DIRECTION: Every line that contains the word "Mathilde" should be copied out.
== RECORD EXTRACTS
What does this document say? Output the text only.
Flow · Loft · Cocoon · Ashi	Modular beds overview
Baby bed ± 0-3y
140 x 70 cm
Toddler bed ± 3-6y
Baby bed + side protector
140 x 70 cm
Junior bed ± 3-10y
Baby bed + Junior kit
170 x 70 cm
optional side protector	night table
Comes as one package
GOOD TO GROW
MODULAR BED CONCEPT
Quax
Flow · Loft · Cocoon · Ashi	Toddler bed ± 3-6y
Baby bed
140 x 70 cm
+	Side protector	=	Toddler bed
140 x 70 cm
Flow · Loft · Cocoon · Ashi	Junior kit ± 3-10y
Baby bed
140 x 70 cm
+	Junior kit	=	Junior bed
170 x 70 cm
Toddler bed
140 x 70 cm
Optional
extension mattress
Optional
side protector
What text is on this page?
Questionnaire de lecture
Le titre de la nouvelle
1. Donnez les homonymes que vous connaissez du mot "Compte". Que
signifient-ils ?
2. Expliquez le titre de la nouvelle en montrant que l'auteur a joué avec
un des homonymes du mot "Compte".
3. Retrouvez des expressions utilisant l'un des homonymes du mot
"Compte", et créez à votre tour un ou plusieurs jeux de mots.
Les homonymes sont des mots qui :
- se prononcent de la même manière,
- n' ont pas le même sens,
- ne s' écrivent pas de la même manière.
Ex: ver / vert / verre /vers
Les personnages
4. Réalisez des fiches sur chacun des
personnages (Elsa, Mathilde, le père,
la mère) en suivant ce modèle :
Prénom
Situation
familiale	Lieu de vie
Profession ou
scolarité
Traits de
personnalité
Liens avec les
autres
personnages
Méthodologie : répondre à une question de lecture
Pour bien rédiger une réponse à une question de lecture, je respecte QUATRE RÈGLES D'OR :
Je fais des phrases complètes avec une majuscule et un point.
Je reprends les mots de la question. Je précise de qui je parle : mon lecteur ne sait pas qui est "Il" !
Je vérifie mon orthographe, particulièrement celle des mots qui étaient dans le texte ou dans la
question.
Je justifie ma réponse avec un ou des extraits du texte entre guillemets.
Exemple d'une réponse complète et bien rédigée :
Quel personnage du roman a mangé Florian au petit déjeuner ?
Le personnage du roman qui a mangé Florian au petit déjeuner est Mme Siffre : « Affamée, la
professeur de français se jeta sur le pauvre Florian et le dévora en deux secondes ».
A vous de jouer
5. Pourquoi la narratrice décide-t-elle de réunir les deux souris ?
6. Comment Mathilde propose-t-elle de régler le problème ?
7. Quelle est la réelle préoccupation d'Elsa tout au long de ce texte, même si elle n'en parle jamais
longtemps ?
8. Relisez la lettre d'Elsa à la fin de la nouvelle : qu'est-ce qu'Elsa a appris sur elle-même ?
====
SOLUTION TO THE EXERCISE:
personnages (Elsa, Mathilde, le père,
6. Comment Mathilde propose-t-elle de régler le problème ?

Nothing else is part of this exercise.